■ PROBLEM:
Report how many lines in the records below contain the word "свойств". Give only the number.

------ INPUT RECORDS ------

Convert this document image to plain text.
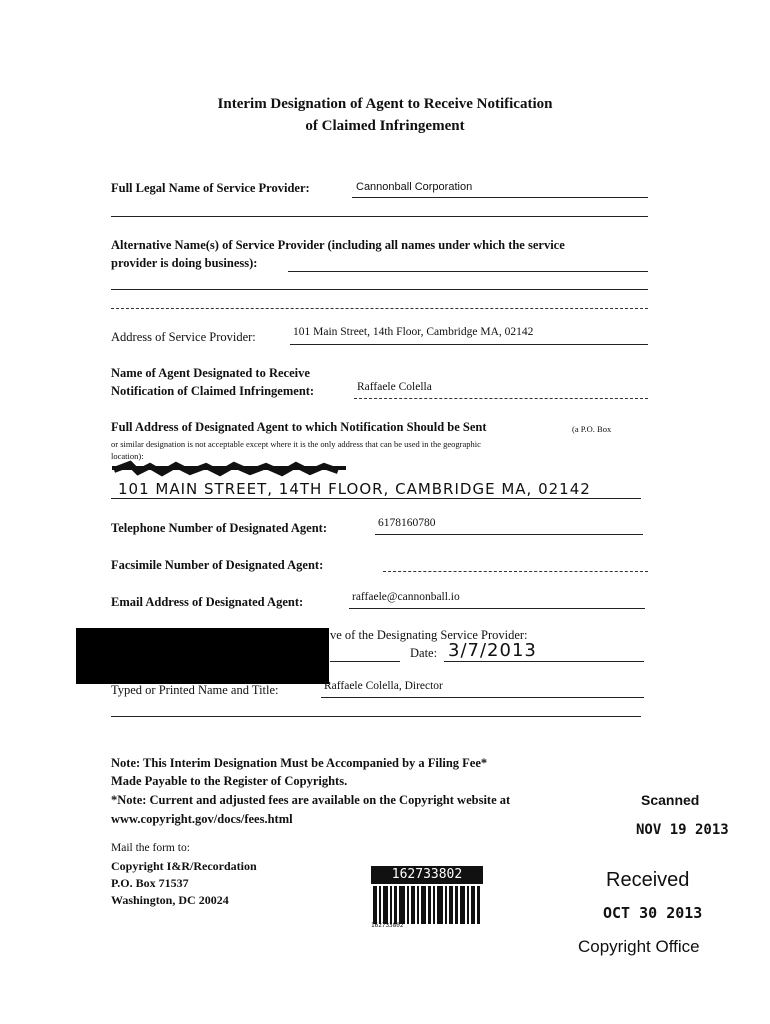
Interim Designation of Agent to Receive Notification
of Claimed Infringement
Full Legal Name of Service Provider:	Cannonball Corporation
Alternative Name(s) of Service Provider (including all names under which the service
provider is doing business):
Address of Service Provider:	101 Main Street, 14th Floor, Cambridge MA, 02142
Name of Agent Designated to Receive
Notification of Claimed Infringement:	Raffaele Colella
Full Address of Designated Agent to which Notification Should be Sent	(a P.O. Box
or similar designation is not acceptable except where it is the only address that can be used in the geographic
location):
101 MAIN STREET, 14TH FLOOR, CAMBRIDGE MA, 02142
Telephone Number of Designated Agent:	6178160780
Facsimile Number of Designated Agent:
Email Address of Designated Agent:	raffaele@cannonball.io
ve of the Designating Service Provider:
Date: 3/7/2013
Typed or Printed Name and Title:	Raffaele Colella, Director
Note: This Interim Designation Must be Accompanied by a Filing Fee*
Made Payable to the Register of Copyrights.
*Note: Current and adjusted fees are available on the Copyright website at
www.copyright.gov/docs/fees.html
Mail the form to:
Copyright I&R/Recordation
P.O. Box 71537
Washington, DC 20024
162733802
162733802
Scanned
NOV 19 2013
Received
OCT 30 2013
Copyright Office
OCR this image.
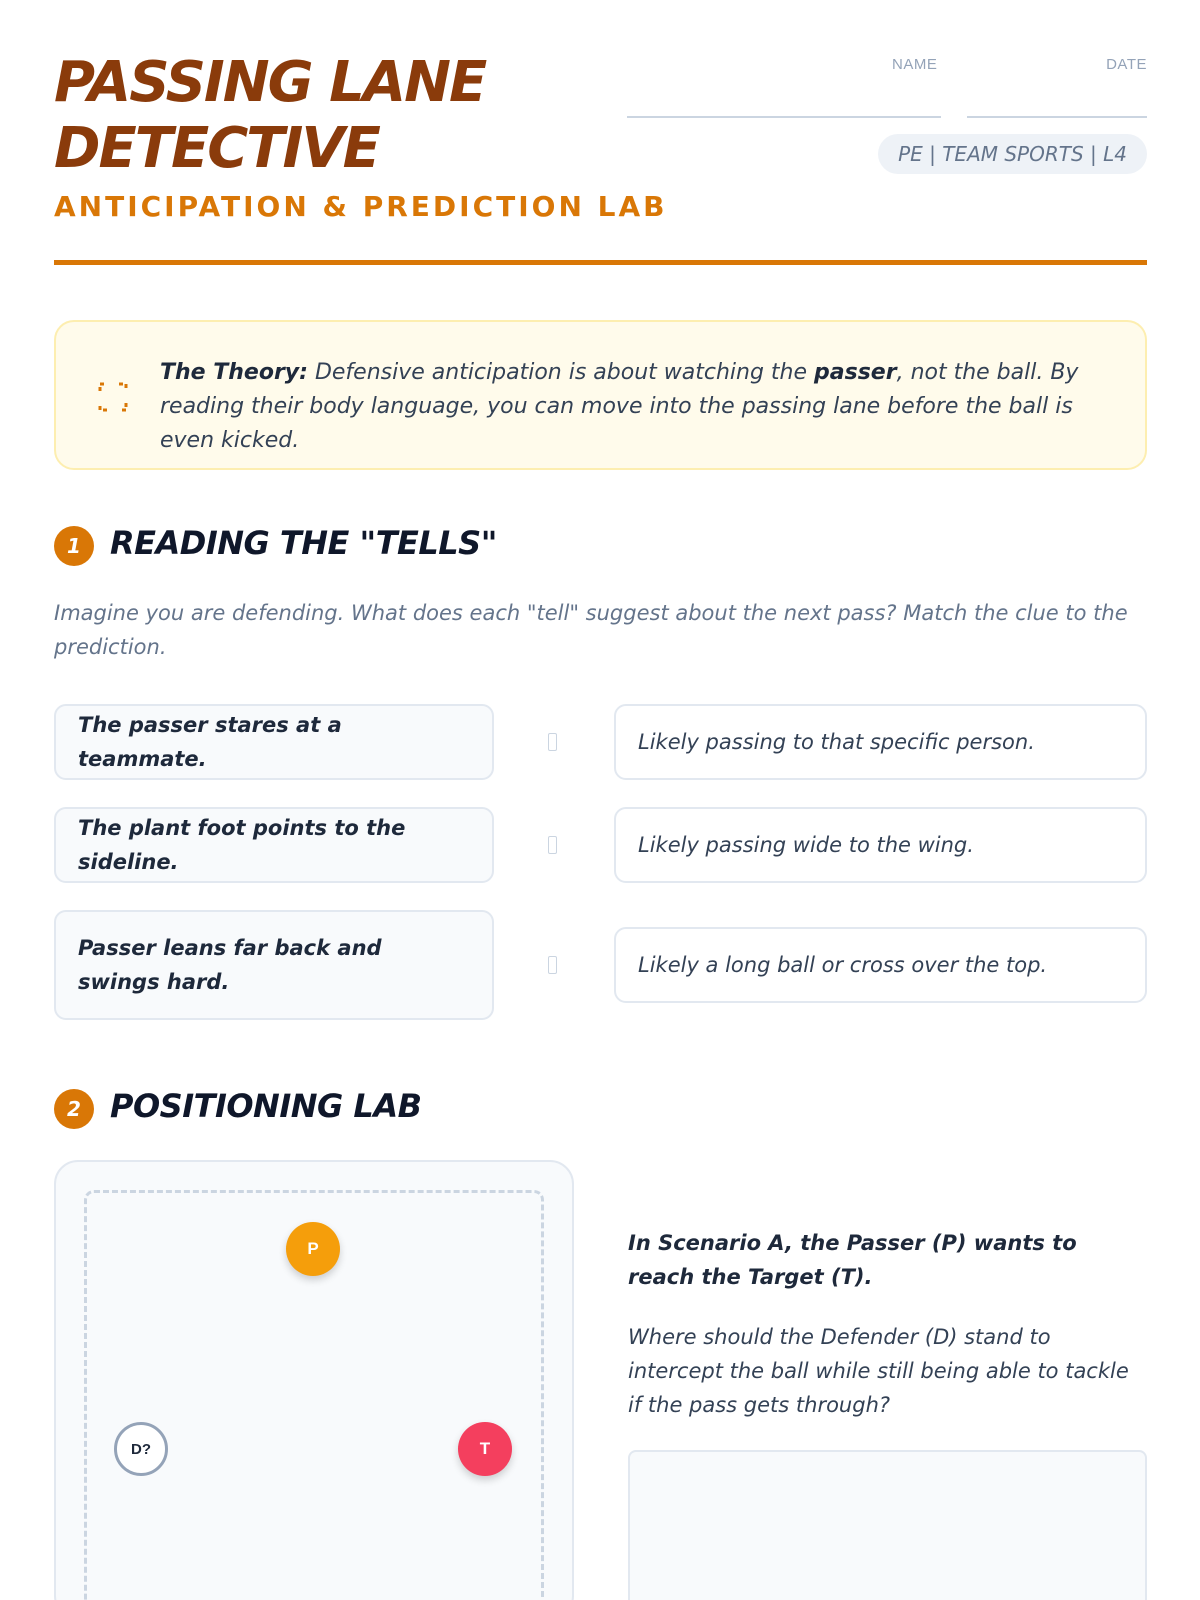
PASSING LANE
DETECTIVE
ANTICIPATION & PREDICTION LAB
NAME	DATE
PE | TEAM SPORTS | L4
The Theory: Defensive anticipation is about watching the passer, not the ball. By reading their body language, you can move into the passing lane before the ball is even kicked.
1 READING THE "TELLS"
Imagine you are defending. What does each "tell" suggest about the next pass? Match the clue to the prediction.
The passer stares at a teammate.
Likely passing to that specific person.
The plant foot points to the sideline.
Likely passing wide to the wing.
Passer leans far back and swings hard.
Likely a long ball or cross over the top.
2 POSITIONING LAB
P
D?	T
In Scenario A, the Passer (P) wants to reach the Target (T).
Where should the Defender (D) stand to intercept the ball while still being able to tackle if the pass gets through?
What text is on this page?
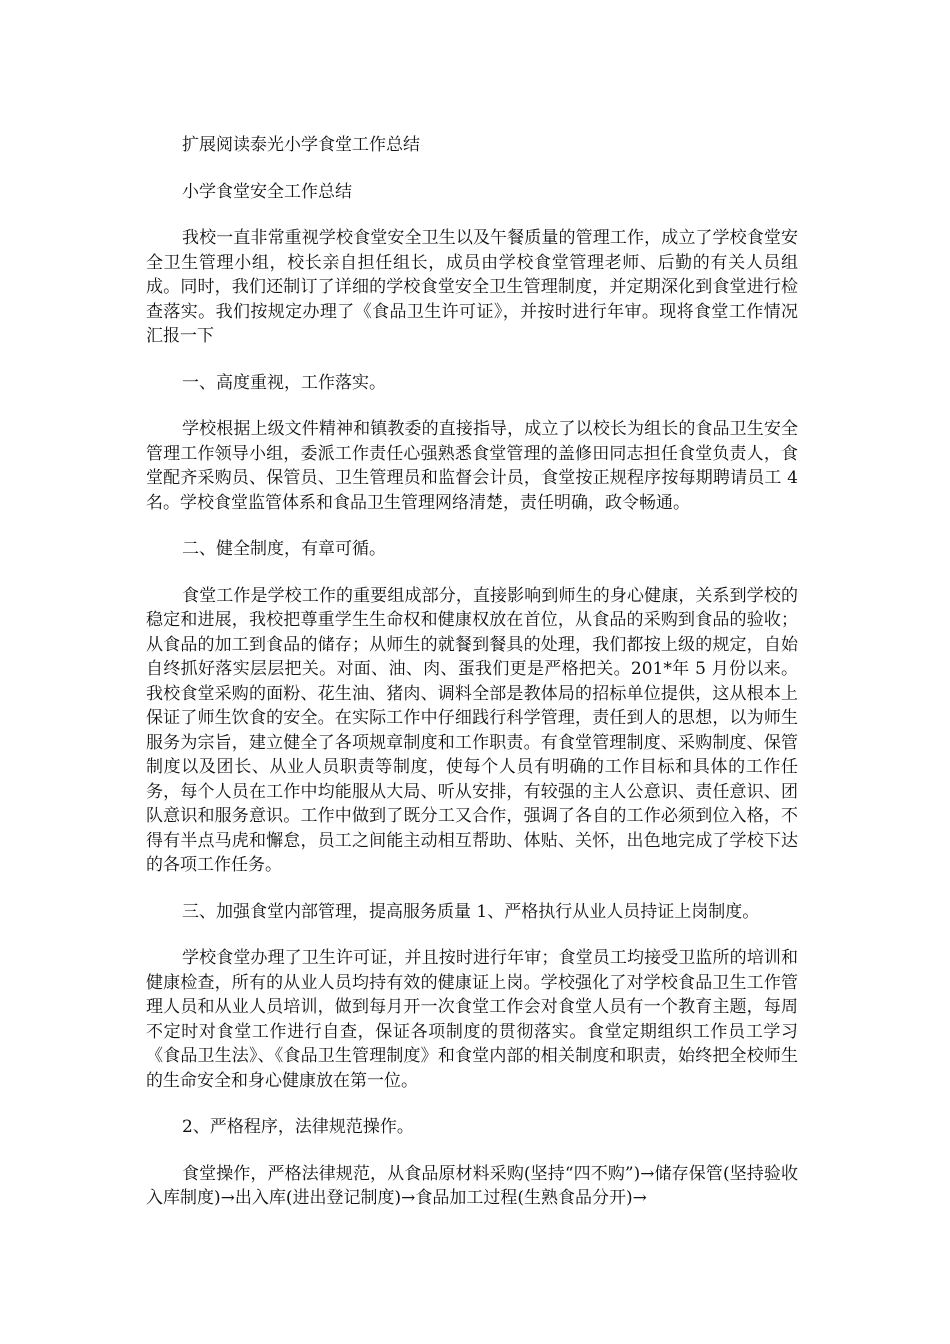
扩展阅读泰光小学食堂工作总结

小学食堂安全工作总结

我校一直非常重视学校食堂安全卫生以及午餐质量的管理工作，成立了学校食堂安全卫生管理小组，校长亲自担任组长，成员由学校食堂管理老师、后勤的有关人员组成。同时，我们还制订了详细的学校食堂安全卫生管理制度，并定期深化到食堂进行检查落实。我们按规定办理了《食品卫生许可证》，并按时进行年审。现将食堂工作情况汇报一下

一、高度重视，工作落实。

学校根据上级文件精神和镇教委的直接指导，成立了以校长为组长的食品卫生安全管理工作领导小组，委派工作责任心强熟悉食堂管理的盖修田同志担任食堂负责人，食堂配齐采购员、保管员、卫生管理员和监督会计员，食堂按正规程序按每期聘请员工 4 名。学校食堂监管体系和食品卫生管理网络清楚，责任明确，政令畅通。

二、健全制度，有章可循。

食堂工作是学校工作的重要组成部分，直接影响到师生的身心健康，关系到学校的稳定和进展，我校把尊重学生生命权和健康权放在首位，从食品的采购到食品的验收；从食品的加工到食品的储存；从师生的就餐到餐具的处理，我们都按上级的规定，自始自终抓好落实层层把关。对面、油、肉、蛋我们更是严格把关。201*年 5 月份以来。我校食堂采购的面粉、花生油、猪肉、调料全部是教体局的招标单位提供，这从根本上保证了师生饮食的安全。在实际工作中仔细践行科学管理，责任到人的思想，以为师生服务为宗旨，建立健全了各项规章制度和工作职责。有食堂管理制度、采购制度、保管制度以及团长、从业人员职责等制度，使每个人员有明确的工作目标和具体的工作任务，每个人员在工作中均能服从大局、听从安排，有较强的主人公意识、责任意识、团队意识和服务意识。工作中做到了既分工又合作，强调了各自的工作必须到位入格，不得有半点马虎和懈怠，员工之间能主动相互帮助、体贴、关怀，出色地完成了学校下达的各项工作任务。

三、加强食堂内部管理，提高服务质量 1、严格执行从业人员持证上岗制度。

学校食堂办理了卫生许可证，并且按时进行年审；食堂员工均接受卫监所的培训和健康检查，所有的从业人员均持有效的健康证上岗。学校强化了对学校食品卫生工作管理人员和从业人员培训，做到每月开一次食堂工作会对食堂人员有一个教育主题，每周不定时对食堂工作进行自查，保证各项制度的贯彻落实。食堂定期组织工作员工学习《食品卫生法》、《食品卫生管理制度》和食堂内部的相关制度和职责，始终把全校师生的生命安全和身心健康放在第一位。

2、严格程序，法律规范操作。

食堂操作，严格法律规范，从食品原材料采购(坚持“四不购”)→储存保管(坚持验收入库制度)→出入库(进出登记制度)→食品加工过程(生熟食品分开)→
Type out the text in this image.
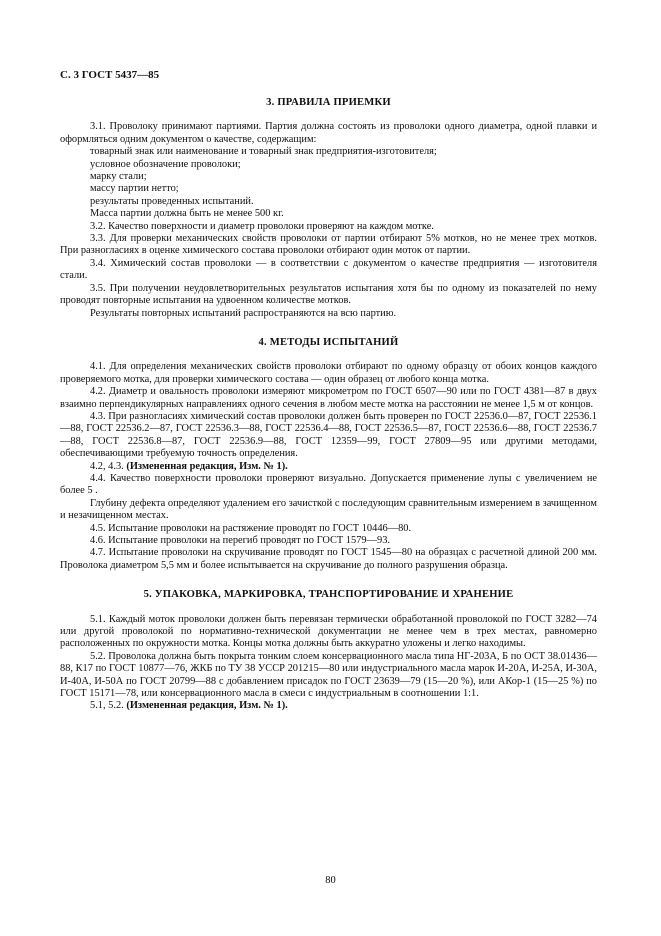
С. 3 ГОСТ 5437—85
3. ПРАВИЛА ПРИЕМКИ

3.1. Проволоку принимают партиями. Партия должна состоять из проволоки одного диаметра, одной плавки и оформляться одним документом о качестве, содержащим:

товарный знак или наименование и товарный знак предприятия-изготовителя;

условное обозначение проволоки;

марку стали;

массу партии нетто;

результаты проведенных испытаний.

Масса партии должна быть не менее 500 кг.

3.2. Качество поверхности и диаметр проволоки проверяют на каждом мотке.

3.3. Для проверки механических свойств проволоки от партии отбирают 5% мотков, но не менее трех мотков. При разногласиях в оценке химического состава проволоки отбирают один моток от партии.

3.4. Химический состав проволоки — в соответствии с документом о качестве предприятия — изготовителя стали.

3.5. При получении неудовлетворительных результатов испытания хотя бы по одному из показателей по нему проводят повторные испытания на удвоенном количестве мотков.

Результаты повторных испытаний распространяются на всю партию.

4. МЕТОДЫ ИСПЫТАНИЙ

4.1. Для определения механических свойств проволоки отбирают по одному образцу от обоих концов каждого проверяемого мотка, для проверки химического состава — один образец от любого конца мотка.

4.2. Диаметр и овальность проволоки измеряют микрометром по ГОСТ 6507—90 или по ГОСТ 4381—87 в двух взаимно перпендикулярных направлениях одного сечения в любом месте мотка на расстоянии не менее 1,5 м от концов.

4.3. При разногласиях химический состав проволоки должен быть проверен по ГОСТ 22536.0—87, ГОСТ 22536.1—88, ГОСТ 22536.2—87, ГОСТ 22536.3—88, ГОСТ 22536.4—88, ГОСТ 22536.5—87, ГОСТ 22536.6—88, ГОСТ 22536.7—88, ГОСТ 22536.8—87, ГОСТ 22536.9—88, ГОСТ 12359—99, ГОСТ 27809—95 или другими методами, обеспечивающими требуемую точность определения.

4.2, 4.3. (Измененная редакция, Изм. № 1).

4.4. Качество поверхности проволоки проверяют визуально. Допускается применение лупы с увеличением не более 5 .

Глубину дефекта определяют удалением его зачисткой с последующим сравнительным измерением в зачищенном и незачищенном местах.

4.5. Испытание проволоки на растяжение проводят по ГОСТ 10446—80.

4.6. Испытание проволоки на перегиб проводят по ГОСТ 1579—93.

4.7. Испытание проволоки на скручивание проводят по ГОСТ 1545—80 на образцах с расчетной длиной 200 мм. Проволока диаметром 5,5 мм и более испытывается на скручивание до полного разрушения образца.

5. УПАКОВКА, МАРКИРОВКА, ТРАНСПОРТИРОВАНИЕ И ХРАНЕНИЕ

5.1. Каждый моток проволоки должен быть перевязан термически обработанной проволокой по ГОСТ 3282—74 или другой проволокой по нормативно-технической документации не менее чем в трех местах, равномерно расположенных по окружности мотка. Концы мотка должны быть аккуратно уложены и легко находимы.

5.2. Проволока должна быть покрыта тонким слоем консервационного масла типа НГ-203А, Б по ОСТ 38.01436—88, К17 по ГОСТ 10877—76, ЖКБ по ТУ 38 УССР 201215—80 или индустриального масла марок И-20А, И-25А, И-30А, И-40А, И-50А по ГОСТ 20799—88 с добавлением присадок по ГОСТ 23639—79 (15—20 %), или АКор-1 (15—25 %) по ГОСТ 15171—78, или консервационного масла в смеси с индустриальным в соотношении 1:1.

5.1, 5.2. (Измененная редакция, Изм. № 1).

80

------

■ COMPLETE RESPONSE:
2